(Stated exercise) Report how many lines of the entries below contain the word "pour", and nothing more.

++++ Items

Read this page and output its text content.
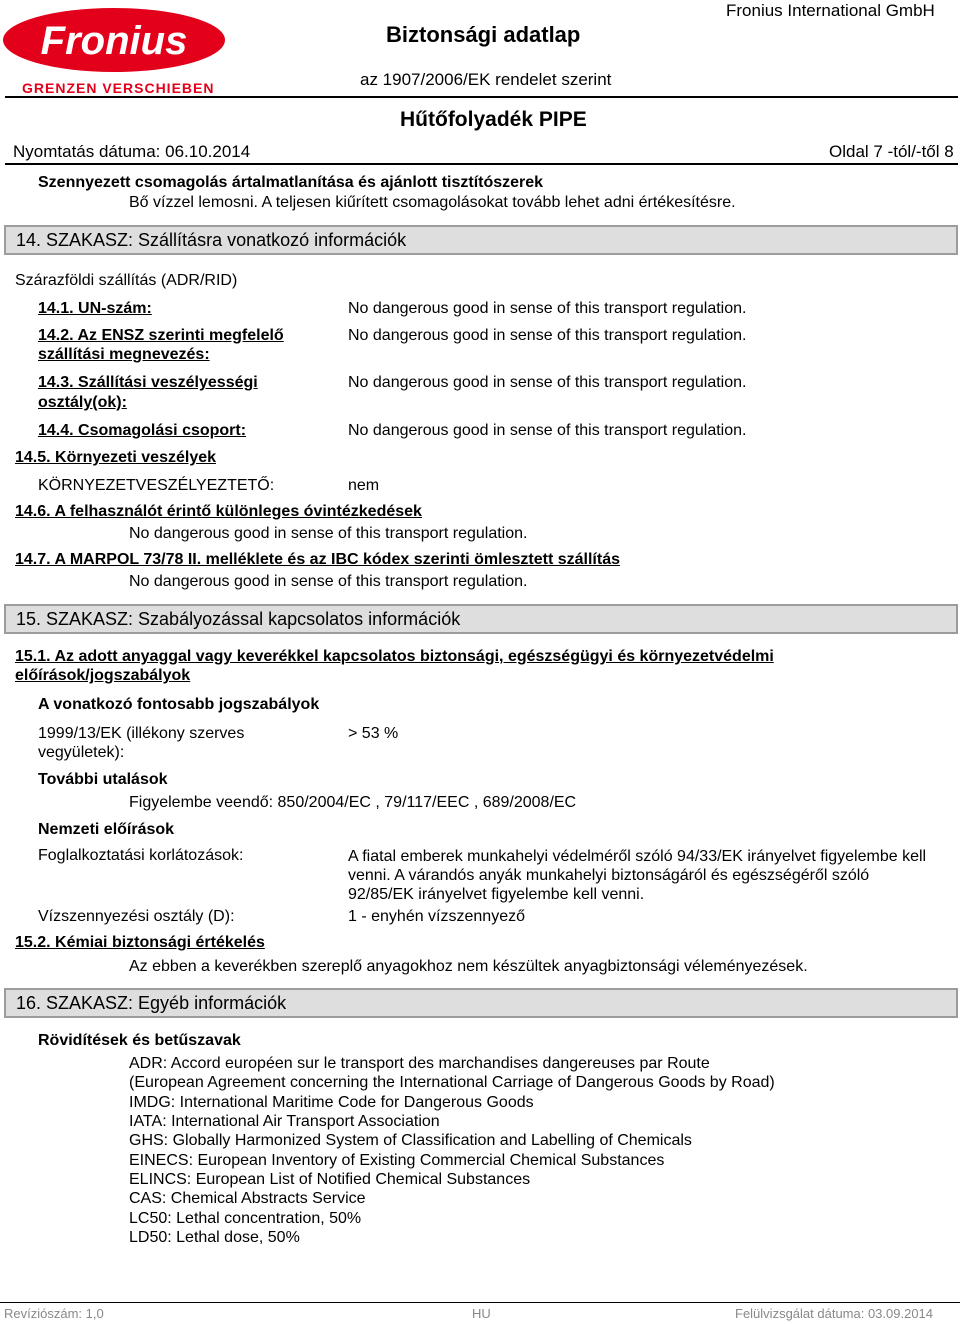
Fronius
GRENZEN VERSCHIEBEN
Biztonsági adatlap
Fronius International GmbH
az 1907/2006/EK rendelet szerint
Hűtőfolyadék PIPE
Nyomtatás dátuma: 06.10.2014	Oldal 7 -tól/-től 8
Szennyezett csomagolás ártalmatlanítása és ajánlott tisztítószerek
Bő vízzel lemosni. A teljesen kiűrített csomagolásokat tovább lehet adni értékesítésre.
14. SZAKASZ: Szállításra vonatkozó információk
Szárazföldi szállítás (ADR/RID)
14.1. UN-szám:	No dangerous good in sense of this transport regulation.
14.2. Az ENSZ szerinti megfelelő
szállítási megnevezés:
No dangerous good in sense of this transport regulation.
14.3. Szállítási veszélyességi
osztály(ok):
No dangerous good in sense of this transport regulation.
14.4. Csomagolási csoport:	No dangerous good in sense of this transport regulation.
14.5. Környezeti veszélyek
KÖRNYEZETVESZÉLYEZTETŐ:	nem
14.6. A felhasználót érintő különleges óvintézkedések
No dangerous good in sense of this transport regulation.
14.7. A MARPOL 73/78 II. melléklete és az IBC kódex szerinti ömlesztett szállítás
No dangerous good in sense of this transport regulation.
15. SZAKASZ: Szabályozással kapcsolatos információk
15.1. Az adott anyaggal vagy keverékkel kapcsolatos biztonsági, egészségügyi és környezetvédelmi
előírások/jogszabályok
A vonatkozó fontosabb jogszabályok
1999/13/EK (illékony szerves
vegyületek):
> 53 %
További utalások
Figyelembe veendő: 850/2004/EC , 79/117/EEC , 689/2008/EC
Nemzeti előírások
Foglalkoztatási korlátozások:	A fiatal emberek munkahelyi védelméről szóló 94/33/EK irányelvet figyelembe kell venni. A várandós anyák munkahelyi biztonságáról és egészségéről szóló 92/85/EK irányelvet figyelembe kell venni.
Vízszennyezési osztály (D):	1 - enyhén vízszennyező
15.2. Kémiai biztonsági értékelés
Az ebben a keverékben szereplő anyagokhoz nem készültek anyagbiztonsági véleményezések.
16. SZAKASZ: Egyéb információk
Rövidítések és betűszavak
ADR: Accord européen sur le transport des marchandises dangereuses par Route
(European Agreement concerning the International Carriage of Dangerous Goods by Road)
IMDG: International Maritime Code for Dangerous Goods
IATA: International Air Transport Association
GHS: Globally Harmonized System of Classification and Labelling of Chemicals
EINECS: European Inventory of Existing Commercial Chemical Substances
ELINCS: European List of Notified Chemical Substances
CAS: Chemical Abstracts Service
LC50: Lethal concentration, 50%
LD50: Lethal dose, 50%
Revíziószám: 1,0	HU	Felülvizsgálat dátuma: 03.09.2014
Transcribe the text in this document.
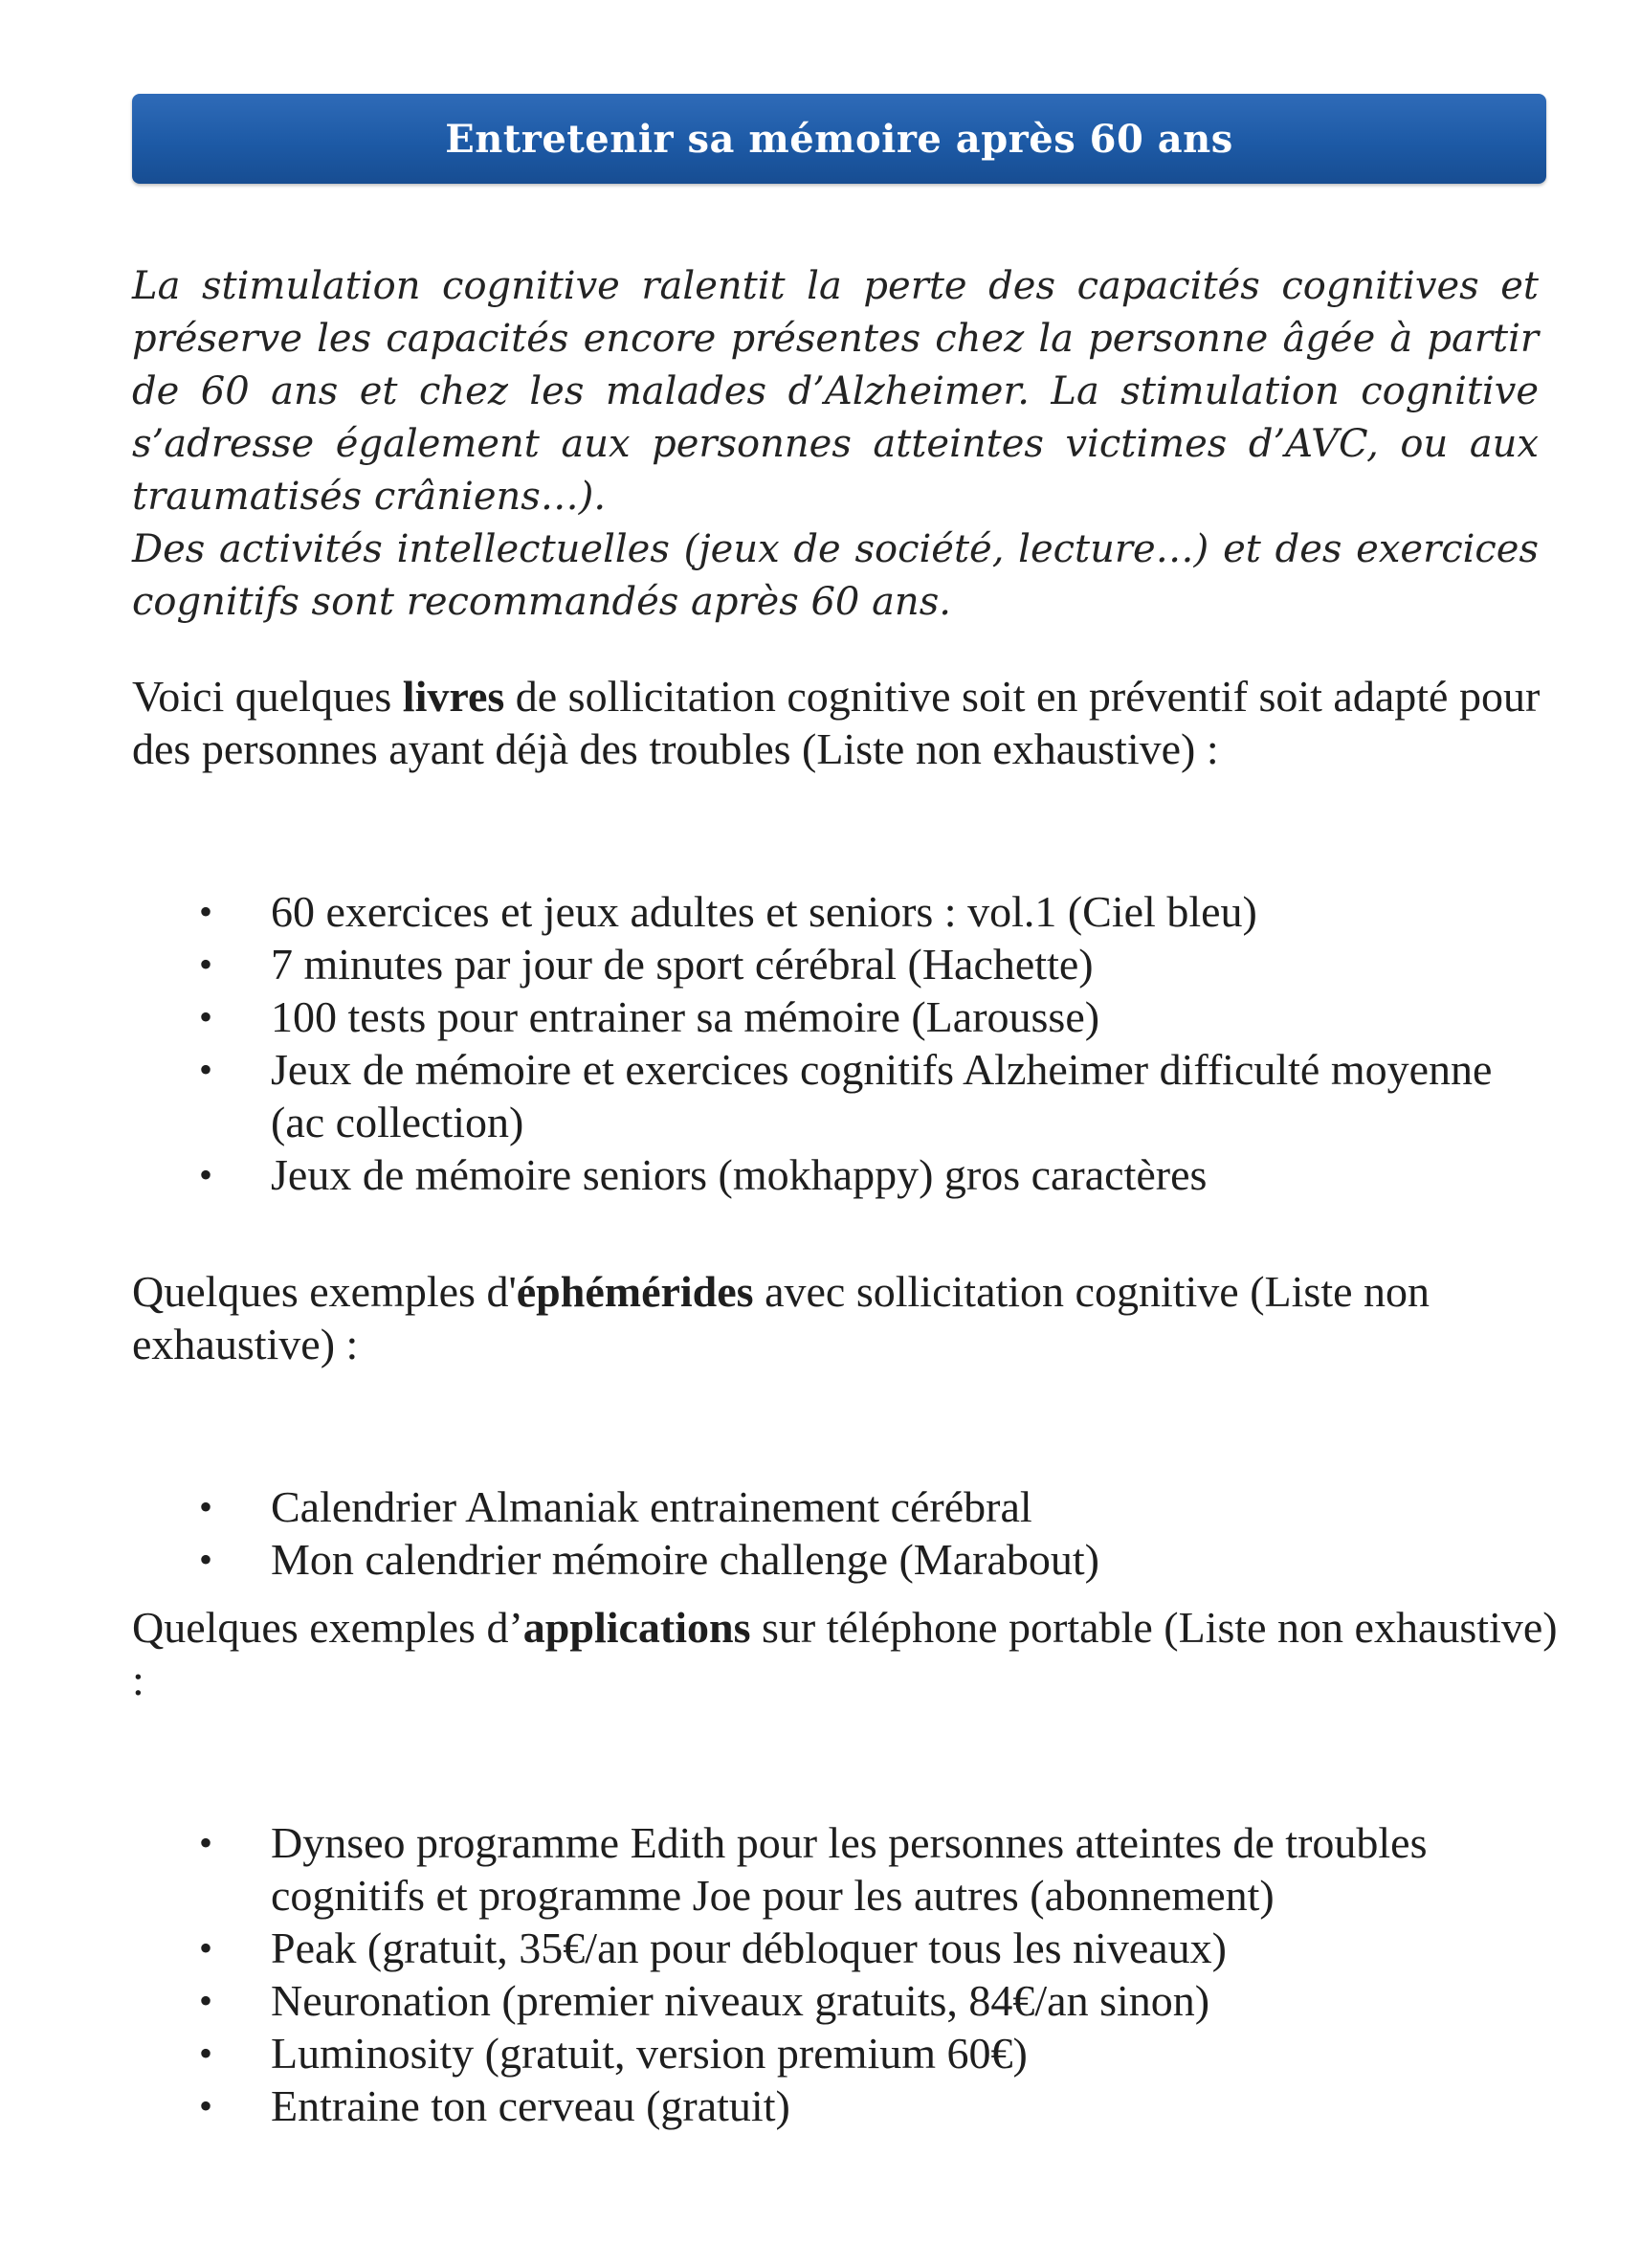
Entretenir sa mémoire après 60 ans

La stimulation cognitive ralentit la perte des capacités cognitives et préserve les capacités encore présentes chez la personne âgée à partir de 60 ans et chez les malades d’Alzheimer. La stimulation cognitive s’adresse également aux personnes atteintes victimes d’AVC, ou aux traumatisés crâniens…).

Des activités intellectuelles (jeux de société, lecture…) et des exercices cognitifs sont recommandés après 60 ans.

Voici quelques livres de sollicitation cognitive soit en préventif soit adapté pour des personnes ayant déjà des troubles (Liste non exhaustive) :

• 60 exercices et jeux adultes et seniors : vol.1 (Ciel bleu)
• 7 minutes par jour de sport cérébral (Hachette)
• 100 tests pour entrainer sa mémoire (Larousse)
• Jeux de mémoire et exercices cognitifs Alzheimer difficulté moyenne (ac collection)
• Jeux de mémoire seniors (mokhappy) gros caractères

Quelques exemples d'éphémérides avec sollicitation cognitive (Liste non exhaustive) :

• Calendrier Almaniak entrainement cérébral
• Mon calendrier mémoire challenge (Marabout)

Quelques exemples d’applications sur téléphone portable (Liste non exhaustive) :

• Dynseo programme Edith pour les personnes atteintes de troubles cognitifs et programme Joe pour les autres (abonnement)
• Peak (gratuit, 35€/an pour débloquer tous les niveaux)
• Neuronation (premier niveaux gratuits, 84€/an sinon)
• Luminosity (gratuit, version premium 60€)
• Entraine ton cerveau (gratuit)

++++++++

(Result for this task) 4